** Begin Excerpted records **

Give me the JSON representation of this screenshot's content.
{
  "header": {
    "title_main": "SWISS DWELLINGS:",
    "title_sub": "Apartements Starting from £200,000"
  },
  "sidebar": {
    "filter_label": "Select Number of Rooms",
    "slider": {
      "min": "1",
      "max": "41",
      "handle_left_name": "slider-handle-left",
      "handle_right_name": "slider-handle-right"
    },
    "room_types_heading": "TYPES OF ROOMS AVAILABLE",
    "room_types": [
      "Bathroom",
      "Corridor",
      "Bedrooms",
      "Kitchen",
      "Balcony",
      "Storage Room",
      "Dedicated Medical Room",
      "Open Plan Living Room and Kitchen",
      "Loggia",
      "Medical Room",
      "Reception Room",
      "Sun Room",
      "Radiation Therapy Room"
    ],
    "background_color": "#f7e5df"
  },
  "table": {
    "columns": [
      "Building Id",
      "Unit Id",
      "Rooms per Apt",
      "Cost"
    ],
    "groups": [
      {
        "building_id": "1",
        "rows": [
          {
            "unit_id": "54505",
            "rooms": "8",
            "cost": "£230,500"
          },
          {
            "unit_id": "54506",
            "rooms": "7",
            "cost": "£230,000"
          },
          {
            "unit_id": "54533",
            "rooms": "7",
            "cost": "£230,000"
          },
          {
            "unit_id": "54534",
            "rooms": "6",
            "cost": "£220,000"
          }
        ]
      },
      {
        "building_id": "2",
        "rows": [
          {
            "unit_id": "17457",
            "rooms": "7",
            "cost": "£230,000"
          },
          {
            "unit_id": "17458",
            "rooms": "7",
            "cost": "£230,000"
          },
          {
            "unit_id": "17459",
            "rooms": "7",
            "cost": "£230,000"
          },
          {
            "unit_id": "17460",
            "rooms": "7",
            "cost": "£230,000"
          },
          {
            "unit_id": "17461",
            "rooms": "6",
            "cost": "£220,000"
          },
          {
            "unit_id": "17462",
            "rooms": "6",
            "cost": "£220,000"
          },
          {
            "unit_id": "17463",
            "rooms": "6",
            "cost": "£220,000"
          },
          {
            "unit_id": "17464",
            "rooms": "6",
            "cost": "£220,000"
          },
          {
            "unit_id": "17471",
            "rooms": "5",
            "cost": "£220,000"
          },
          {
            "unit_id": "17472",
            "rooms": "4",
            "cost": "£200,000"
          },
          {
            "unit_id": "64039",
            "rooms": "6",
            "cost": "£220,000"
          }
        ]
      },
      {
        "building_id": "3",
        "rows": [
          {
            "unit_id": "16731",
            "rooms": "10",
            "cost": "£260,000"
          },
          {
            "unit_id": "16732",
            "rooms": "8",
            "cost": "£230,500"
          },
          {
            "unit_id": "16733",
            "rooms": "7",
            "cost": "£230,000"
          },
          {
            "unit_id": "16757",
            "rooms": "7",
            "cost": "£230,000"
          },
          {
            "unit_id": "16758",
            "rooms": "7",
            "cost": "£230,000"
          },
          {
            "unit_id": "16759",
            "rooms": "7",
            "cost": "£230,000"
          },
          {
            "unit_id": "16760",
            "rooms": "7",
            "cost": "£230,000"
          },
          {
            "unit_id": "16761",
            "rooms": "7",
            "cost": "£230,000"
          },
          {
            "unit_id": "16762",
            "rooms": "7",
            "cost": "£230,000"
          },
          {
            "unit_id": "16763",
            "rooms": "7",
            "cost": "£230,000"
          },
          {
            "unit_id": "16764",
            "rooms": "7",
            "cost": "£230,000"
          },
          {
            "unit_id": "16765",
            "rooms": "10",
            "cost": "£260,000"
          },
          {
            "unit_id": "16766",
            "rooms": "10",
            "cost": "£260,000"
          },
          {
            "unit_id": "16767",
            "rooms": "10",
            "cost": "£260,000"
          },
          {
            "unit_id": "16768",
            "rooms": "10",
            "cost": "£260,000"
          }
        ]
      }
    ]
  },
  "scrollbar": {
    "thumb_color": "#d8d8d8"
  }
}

** End Excerpted records **

* **Brief**: Repeat the records above in full, character for character.

* **Finished answer**:
Give me the JSON representation of this screenshot's content.
{
  "header": {
    "title_main": "SWISS DWELLINGS:",
    "title_sub": "Apartements Starting from £200,000"
  },
  "sidebar": {
    "filter_label": "Select Number of Rooms",
    "slider": {
      "min": "1",
      "max": "41",
      "handle_left_name": "slider-handle-left",
      "handle_right_name": "slider-handle-right"
    },
    "room_types_heading": "TYPES OF ROOMS AVAILABLE",
    "room_types": [
      "Bathroom",
      "Corridor",
      "Bedrooms",
      "Kitchen",
      "Balcony",
      "Storage Room",
      "Dedicated Medical Room",
      "Open Plan Living Room and Kitchen",
      "Loggia",
      "Medical Room",
      "Reception Room",
      "Sun Room",
      "Radiation Therapy Room"
    ],
    "background_color": "#f7e5df"
  },
  "table": {
    "columns": [
      "Building Id",
      "Unit Id",
      "Rooms per Apt",
      "Cost"
    ],
    "groups": [
      {
        "building_id": "1",
        "rows": [
          {
            "unit_id": "54505",
            "rooms": "8",
            "cost": "£230,500"
          },
          {
            "unit_id": "54506",
            "rooms": "7",
            "cost": "£230,000"
          },
          {
            "unit_id": "54533",
            "rooms": "7",
            "cost": "£230,000"
          },
          {
            "unit_id": "54534",
            "rooms": "6",
            "cost": "£220,000"
          }
        ]
      },
      {
        "building_id": "2",
        "rows": [
          {
            "unit_id": "17457",
            "rooms": "7",
            "cost": "£230,000"
          },
          {
            "unit_id": "17458",
            "rooms": "7",
            "cost": "£230,000"
          },
          {
            "unit_id": "17459",
            "rooms": "7",
            "cost": "£230,000"
          },
          {
            "unit_id": "17460",
            "rooms": "7",
            "cost": "£230,000"
          },
          {
            "unit_id": "17461",
            "rooms": "6",
            "cost": "£220,000"
          },
          {
            "unit_id": "17462",
            "rooms": "6",
            "cost": "£220,000"
          },
          {
            "unit_id": "17463",
            "rooms": "6",
            "cost": "£220,000"
          },
          {
            "unit_id": "17464",
            "rooms": "6",
            "cost": "£220,000"
          },
          {
            "unit_id": "17471",
            "rooms": "5",
            "cost": "£220,000"
          },
          {
            "unit_id": "17472",
            "rooms": "4",
            "cost": "£200,000"
          },
          {
            "unit_id": "64039",
            "rooms": "6",
            "cost": "£220,000"
          }
        ]
      },
      {
        "building_id": "3",
        "rows": [
          {
            "unit_id": "16731",
            "rooms": "10",
            "cost": "£260,000"
          },
          {
            "unit_id": "16732",
            "rooms": "8",
            "cost": "£230,500"
          },
          {
            "unit_id": "16733",
            "rooms": "7",
            "cost": "£230,000"
          },
          {
            "unit_id": "16757",
            "rooms": "7",
            "cost": "£230,000"
          },
          {
            "unit_id": "16758",
            "rooms": "7",
            "cost": "£230,000"
          },
          {
            "unit_id": "16759",
            "rooms": "7",
            "cost": "£230,000"
          },
          {
            "unit_id": "16760",
            "rooms": "7",
            "cost": "£230,000"
          },
          {
            "unit_id": "16761",
            "rooms": "7",
            "cost": "£230,000"
          },
          {
            "unit_id": "16762",
            "rooms": "7",
            "cost": "£230,000"
          },
          {
            "unit_id": "16763",
            "rooms": "7",
            "cost": "£230,000"
          },
          {
            "unit_id": "16764",
            "rooms": "7",
            "cost": "£230,000"
          },
          {
            "unit_id": "16765",
            "rooms": "10",
            "cost": "£260,000"
          },
          {
            "unit_id": "16766",
            "rooms": "10",
            "cost": "£260,000"
          },
          {
            "unit_id": "16767",
            "rooms": "10",
            "cost": "£260,000"
          },
          {
            "unit_id": "16768",
            "rooms": "10",
            "cost": "£260,000"
          }
        ]
      }
    ]
  },
  "scrollbar": {
    "thumb_color": "#d8d8d8"
  }
}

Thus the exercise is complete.